EXTRACT TO READ ▸
★ ★ ★

Metadata-Version: 2.4
Name: spectraltm
Version: 0.1.1
Requires-Dist: numpy>=1.20
Summary: Sparse Spectral Encoding for cold-tier vector memory (Rust port with PyO3 bindings)
Author-email: Gerald Enrique Nelson Mc Kenzie <lordxmen2k@gmail.com>
License: Apache-2.0
Requires-Python: >=3.10
Description-Content-Type: text/markdown; charset=UTF-8; variant=GFM

# SpectraLTM

[![PyPI version](https://img.shields.io/badge/pypi-v0.1.0-blue)](https://pypi.org/project/spectraltm/)
[![Python 3.10+](https://img.shields.io/badge/python-3.10+-blue.svg)](https://www.python.org/downloads/)
[![License: Apache 2.0](https://img.shields.io/badge/License-Apache%202.0-blue.svg)](https://opensource.org/licenses/Apache-2.0)

> **Rust + PyO3 port of the Sparse Spectral Encoding algorithm for cold-tier vector memory**

`spectraltm` is the AVX2-accelerated Rust implementation of the `spectral_codes` reference from the [Sparse Spectral Encoding for Cold-Tier Vector Memory](https://github.com/lordxmen2k/sparse-spectral-encoding) research project. Same algorithm, 5–10× faster, exposed as a drop-in Python module.

★ ★ ★

RECORDS FOR THIS TASK ▸
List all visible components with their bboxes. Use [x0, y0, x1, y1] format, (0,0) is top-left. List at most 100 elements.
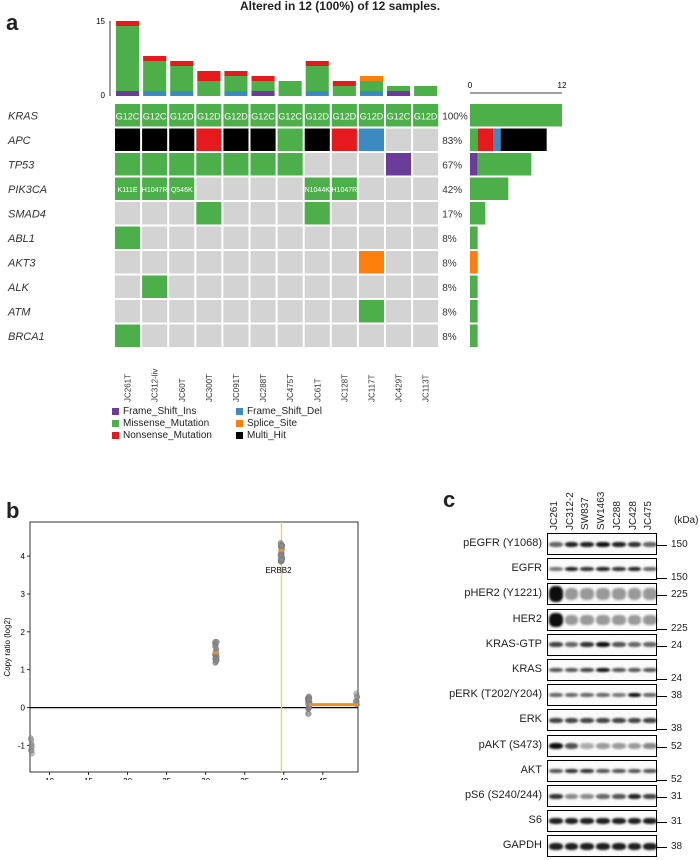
- blot-kda-marker: 24: [671, 673, 683, 684]
- blot-band: [643, 588, 657, 601]
- data-point: [28, 747, 35, 754]
- top-bar-segment: [332, 86, 356, 96]
- x-tick-label: 15: [84, 777, 93, 780]
- oncoplot-cell: [386, 104, 412, 127]
- oncoplot-cell: [304, 104, 330, 127]
- blot-band: [643, 768, 657, 773]
- blot-band: [580, 668, 595, 672]
- top-bar-segment: [414, 86, 438, 96]
- top-bar-segment: [224, 91, 248, 96]
- top-bar-segment: [305, 66, 329, 91]
- blot-kda-marker: 24: [671, 639, 683, 651]
- oncoplot-cell: [115, 324, 141, 347]
- blot-box: [547, 608, 657, 631]
- blot-band: [596, 842, 610, 850]
- blot-band: [627, 818, 642, 825]
- oncoplot-cell: [196, 300, 222, 323]
- cell-line-label: SW837: [580, 497, 592, 530]
- gene-label: AKT3: [7, 257, 36, 269]
- cell-line-label: JC288: [611, 501, 623, 530]
- oncoplot-cell: [196, 104, 222, 127]
- blot-box: [547, 709, 657, 732]
- blot-box: [547, 835, 657, 858]
- blot-kda-tick: [657, 696, 667, 698]
- oncoplot-cell: [413, 324, 439, 347]
- side-bar-segment: [470, 300, 478, 323]
- side-bar-segment: [477, 153, 532, 176]
- sample-label: JC261T: [124, 374, 133, 402]
- cell-line-label: JC261: [549, 501, 560, 530]
- blot-band: [643, 668, 657, 672]
- oncoplot-cell: [277, 128, 303, 151]
- oncoplot-cell: [169, 226, 195, 249]
- y-tick-label: -1: [18, 741, 26, 750]
- blot-band: [627, 588, 642, 601]
- blot-label: pEGFR (Y1068): [463, 537, 542, 549]
- oncoplot-cell: [277, 251, 303, 274]
- cell-line-label: JC312-2: [564, 492, 576, 530]
- blot-band: [643, 541, 657, 547]
- oncoplot-cell: [142, 300, 168, 323]
- oncoplot-cell: [115, 177, 141, 200]
- blot-band: [564, 768, 579, 773]
- blot-band: [549, 642, 563, 648]
- blot-label: GAPDH: [502, 839, 542, 852]
- oncoplot-cell: [358, 324, 384, 347]
- gene-label: APC: [7, 135, 31, 147]
- oncoplot-cell: [142, 153, 168, 176]
- oncoplot-cell: [142, 226, 168, 249]
- cell-annotation: K111E: [118, 187, 138, 194]
- blot-kda-tick: [657, 628, 667, 630]
- blot-band: [643, 717, 657, 723]
- oncoplot-cell: [413, 275, 439, 298]
- blot-band: [596, 541, 610, 547]
- oncoplot-cell: [277, 275, 303, 298]
- blot-kda-tick: [657, 645, 667, 647]
- cell-annotation: N1044K: [305, 187, 331, 194]
- blot-band: [564, 742, 579, 749]
- oncoplot-cell: [358, 202, 384, 225]
- y-tick-label: 1: [21, 666, 26, 675]
- top-bar-segment: [305, 61, 329, 66]
- oncoplot-cell: [304, 202, 330, 225]
- blot-kda-tick: [657, 822, 667, 824]
- blot-band: [564, 642, 579, 648]
- data-point: [213, 658, 220, 664]
- blot-band: [564, 818, 579, 825]
- blot-band: [580, 717, 595, 723]
- oncoplot-cell: [277, 153, 303, 176]
- y-axis-label: Copy ratio (log2): [3, 617, 12, 676]
- panel-a-letter: a: [6, 10, 19, 35]
- oncoplot-cell: [358, 275, 384, 298]
- blot-band: [596, 642, 610, 648]
- blot-band: [549, 842, 563, 850]
- legend-swatch: [112, 432, 119, 439]
- oncoplot-cell: [331, 275, 357, 298]
- blot-kda-marker: 31: [671, 791, 683, 802]
- oncoplot-cell: [304, 300, 330, 323]
- oncoplot-cell: [277, 104, 303, 127]
- gene-percent: 8%: [442, 283, 457, 294]
- oncoplot-cell: [358, 226, 384, 249]
- gene-percent: 8%: [442, 307, 457, 318]
- blot-label: KRAS-GTP: [485, 637, 542, 650]
- top-bar-segment: [197, 71, 221, 81]
- blot-band: [611, 642, 626, 648]
- data-point: [212, 643, 219, 650]
- blot-band: [611, 567, 626, 572]
- data-point: [213, 639, 220, 645]
- oncoplot-cell: [277, 177, 303, 200]
- blot-band: [627, 742, 642, 749]
- blot-band: [611, 541, 626, 547]
- top-bar-segment: [359, 91, 383, 96]
- blot-band: [611, 614, 626, 625]
- erbb2-annotation: ERBB2: [265, 566, 292, 575]
- oncoplot-cell: [223, 275, 249, 298]
- oncoplot-cell: [223, 300, 249, 323]
- blot-band: [549, 818, 563, 825]
- oncoplot-cell: [196, 251, 222, 274]
- blot-band: [580, 793, 595, 799]
- oncoplot-cell: [250, 153, 276, 176]
- oncoplot-cell: [142, 177, 168, 200]
- oncoplot-cell: [223, 128, 249, 151]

★ ★ ★

DIRECTION A ▸
From the SpectraLTM description, reproduce word for word the passage that begins with "# SpectraLTM" and ends with "drop-in Python module.".
DIRECTION B ▸
Collect every line in the rows that contains the string "side".
The SpectraLTM description and the rows have no connection to each other.

FULL SOLUTION A ▸
# SpectraLTM

[![PyPI version](https://img.shields.io/badge/pypi-v0.1.0-blue)](https://pypi.org/project/spectraltm/)
[![Python 3.10+](https://img.shields.io/badge/python-3.10+-blue.svg)](https://www.python.org/downloads/)
[![License: Apache 2.0](https://img.shields.io/badge/License-Apache%202.0-blue.svg)](https://opensource.org/licenses/Apache-2.0)

> **Rust + PyO3 port of the Sparse Spectral Encoding algorithm for cold-tier vector memory**

`spectraltm` is the AVX2-accelerated Rust implementation of the `spectral_codes` reference from the [Sparse Spectral Encoding for Cold-Tier Vector Memory](https://github.com/lordxmen2k/sparse-spectral-encoding) research project. Same algorithm, 5–10× faster, exposed as a drop-in Python module.

FULL SOLUTION B ▸
- side-bar-segment: [470, 300, 478, 323]
- side-bar-segment: [477, 153, 532, 176]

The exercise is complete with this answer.